» **Work to be completed**: Among the lines of this listing, determine how many contain the string "Volume". Answer with the number only.

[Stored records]
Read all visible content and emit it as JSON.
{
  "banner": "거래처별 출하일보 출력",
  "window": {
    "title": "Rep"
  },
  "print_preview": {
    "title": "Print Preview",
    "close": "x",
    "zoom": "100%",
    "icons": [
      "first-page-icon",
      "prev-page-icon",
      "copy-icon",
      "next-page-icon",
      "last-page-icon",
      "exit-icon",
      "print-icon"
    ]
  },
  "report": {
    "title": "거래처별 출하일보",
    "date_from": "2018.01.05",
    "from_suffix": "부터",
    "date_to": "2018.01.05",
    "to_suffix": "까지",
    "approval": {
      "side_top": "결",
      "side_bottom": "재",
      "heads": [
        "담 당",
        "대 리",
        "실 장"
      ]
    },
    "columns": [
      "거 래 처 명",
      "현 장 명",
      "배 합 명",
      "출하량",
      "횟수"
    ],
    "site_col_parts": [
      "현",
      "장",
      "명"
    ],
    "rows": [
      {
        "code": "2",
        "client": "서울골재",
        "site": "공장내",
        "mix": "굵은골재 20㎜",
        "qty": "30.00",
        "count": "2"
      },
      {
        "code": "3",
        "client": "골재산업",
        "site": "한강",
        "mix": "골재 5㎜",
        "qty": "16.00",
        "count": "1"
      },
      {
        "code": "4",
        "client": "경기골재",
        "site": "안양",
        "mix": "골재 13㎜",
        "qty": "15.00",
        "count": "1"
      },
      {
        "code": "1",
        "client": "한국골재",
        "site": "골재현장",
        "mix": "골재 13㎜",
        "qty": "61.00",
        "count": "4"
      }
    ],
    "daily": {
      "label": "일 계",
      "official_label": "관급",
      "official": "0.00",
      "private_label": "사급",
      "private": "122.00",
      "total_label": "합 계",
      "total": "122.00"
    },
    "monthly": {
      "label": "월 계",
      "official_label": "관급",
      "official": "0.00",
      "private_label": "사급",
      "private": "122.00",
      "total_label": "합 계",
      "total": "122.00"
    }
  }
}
...
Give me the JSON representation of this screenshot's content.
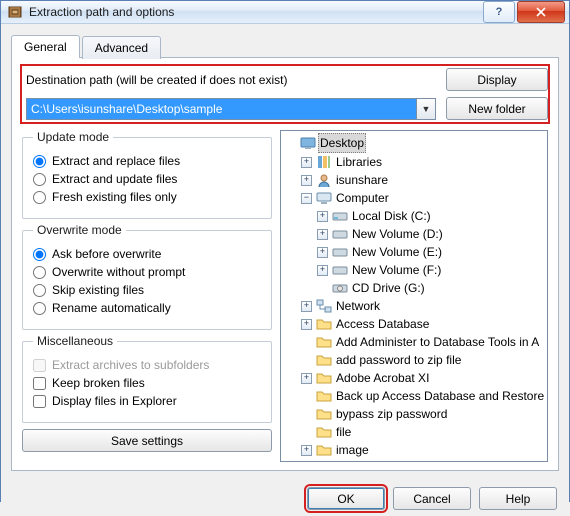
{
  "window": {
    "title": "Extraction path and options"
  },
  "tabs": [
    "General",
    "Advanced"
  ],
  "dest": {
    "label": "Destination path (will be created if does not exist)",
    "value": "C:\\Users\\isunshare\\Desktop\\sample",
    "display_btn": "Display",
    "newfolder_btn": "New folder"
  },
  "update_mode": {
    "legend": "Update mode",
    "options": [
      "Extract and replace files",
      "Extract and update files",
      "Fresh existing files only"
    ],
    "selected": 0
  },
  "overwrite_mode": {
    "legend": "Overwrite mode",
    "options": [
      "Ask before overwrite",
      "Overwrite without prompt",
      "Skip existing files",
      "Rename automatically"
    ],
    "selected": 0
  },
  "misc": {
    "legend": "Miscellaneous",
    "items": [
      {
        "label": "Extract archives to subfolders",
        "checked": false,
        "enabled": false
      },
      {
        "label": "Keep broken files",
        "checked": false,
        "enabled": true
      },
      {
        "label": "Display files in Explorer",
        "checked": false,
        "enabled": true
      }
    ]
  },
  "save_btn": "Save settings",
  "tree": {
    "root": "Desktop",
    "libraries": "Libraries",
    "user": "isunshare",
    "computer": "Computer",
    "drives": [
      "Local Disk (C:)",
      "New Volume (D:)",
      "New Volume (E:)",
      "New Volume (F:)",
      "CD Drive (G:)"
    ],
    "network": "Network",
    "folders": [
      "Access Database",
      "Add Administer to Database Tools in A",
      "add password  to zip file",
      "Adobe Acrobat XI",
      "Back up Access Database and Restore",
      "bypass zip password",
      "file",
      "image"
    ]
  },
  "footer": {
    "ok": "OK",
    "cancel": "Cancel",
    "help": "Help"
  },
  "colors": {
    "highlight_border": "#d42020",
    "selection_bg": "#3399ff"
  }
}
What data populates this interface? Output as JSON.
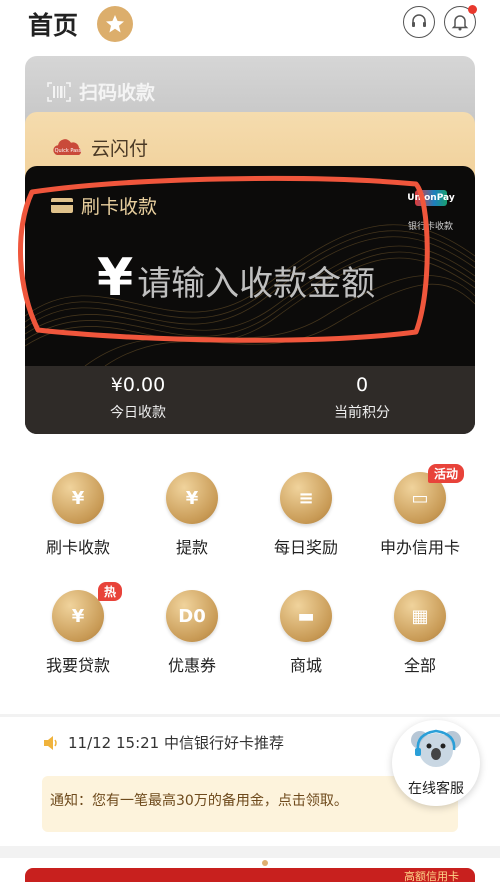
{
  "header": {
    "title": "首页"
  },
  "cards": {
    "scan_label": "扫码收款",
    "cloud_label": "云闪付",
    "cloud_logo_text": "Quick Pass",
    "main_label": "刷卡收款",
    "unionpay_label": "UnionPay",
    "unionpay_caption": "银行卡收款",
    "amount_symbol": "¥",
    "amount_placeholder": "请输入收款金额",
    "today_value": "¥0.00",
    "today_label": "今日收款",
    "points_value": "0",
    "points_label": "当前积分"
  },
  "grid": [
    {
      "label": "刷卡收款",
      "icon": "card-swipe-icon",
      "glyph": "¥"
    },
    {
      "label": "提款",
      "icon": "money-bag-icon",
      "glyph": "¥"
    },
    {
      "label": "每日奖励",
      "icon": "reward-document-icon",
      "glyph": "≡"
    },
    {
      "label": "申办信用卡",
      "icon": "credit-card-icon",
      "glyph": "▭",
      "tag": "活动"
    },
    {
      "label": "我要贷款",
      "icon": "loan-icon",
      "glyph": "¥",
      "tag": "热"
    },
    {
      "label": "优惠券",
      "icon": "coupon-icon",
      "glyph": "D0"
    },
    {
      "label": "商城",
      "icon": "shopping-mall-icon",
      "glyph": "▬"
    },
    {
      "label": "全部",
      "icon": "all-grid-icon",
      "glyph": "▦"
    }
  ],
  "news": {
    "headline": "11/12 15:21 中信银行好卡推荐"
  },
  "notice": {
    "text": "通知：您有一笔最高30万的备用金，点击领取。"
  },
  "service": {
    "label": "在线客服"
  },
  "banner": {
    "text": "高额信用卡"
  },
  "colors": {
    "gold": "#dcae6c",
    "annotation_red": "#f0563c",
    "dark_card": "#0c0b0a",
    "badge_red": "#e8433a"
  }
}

» **Response to this task**: 3